▸ Text under study:
______________________________
# Music search broken?



## francoisp (Sep 28, 2018)

In the past I could search for a song or an artist and I would be presented with a number of selections from Slackers. The results would even include entries from my usb drive. Touching a selection would play the song or artist from whatever music sources it was found on. Nowadays when I search, I no longer get results from Slackers. I do get results from my usb drive however touching one does nothing i.e. no song is played. When I use a voice command "play led Zeppelin" the search panel shows albums from the group that are stored on my usb drive but touching one does nothing.

Anyone else experiencing these issues?


----------



## EmJay (Mar 26, 2019)

FrancoisP said:


> In the past I could search for a song or an artist and I would be presented with a number of selections from Slackers. The results would even include entries from my usb drive. Touching a selection would play the song or artist from whatever music sources it was found on. Nowadays when I search, I no longer get results from Slackers. I do get results from my usb drive however touching one does nothing i.e. no song is played. When I use a voice command "play led Zeppelin" the search panel shows albums from the group that are stored on my usb drive but touching one does nothing.
> 
> Anyone else experiencing these issues?
______________________________
▸ Supplied entries:
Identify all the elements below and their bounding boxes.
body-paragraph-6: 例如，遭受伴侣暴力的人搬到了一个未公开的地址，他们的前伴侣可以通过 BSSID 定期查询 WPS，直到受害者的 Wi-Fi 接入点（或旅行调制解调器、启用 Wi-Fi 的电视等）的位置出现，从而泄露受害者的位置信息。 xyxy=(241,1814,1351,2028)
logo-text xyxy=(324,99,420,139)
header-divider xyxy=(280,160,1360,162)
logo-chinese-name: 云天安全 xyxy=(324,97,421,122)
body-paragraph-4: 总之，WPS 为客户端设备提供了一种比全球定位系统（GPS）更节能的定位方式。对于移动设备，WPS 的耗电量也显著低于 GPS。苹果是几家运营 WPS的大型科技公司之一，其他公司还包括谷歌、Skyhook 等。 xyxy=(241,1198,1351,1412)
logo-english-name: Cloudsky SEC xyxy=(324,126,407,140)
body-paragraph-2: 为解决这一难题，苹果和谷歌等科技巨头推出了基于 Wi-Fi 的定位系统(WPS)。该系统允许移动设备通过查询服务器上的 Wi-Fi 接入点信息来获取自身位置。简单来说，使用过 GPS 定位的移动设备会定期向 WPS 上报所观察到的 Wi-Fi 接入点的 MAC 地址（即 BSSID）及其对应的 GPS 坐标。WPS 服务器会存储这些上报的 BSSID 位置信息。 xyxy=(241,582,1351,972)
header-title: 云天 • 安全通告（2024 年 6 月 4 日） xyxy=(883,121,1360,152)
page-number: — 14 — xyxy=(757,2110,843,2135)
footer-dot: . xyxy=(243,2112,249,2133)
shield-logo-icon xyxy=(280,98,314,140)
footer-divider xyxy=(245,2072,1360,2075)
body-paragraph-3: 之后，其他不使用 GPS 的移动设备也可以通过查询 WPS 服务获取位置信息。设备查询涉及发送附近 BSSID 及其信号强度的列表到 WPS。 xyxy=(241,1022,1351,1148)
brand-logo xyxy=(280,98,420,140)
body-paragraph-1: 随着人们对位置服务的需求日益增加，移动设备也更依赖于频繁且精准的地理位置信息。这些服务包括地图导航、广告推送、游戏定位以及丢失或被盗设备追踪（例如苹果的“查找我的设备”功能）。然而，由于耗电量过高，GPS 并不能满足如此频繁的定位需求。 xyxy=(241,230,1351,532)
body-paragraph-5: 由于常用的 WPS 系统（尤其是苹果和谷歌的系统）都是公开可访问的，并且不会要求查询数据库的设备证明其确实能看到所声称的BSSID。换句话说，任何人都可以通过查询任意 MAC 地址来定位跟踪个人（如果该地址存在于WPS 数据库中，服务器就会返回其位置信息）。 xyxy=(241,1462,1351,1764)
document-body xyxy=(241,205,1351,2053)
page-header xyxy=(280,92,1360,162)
______________________________
▸ Exercise aim: Carry on the forum thread about broken music search from the point where it stops. The lines are separate material, unrelated to the thread about broken music search.

▸ Exercise response:
My wife's Y has this issue however my 3 works just fine. She has Spotify and I do not. Maybe it's conflicted with the multiple sources for music.


----------



## francoisp (Sep 28, 2018)

EmJay said:


> My wife's Y has this issue however my 3 works just fine. She has Spotify and I do not. Maybe it's conflicted with the multiple sources for music.


I used to have Spotify as a trial but it was cancelled 4 months ago.


----------



## SoFlaModel3 (Apr 15, 2017)

Music search is working properly for me with Spotify.


----------



## francoisp (Sep 28, 2018)

SoFlaModel3 said:


> Music search is working properly for me with Spotify.


When you search, do you also get results for slacker or a usb drive if you have one? Are you able to play a song from either by touching one of these results?


----------



## SoFlaModel3 (Apr 15, 2017)

FrancoisP said:


> When you search, do you also get results for slacker or a usb drive if you have one? Are you able to play a song from either by touching one of these results?


I don't use a USB drive for music and I want to say the results are only for Spotify. There must be some logic built in to "prefer Spotify" if you are logged into a Spotify.


----------



## Needsdecaf (Dec 27, 2018)

Tried searching yesterday and it's broken. I get absolutely no results for any artist, title, etc. 

VERY annoying.


----------



## francoisp (Sep 28, 2018)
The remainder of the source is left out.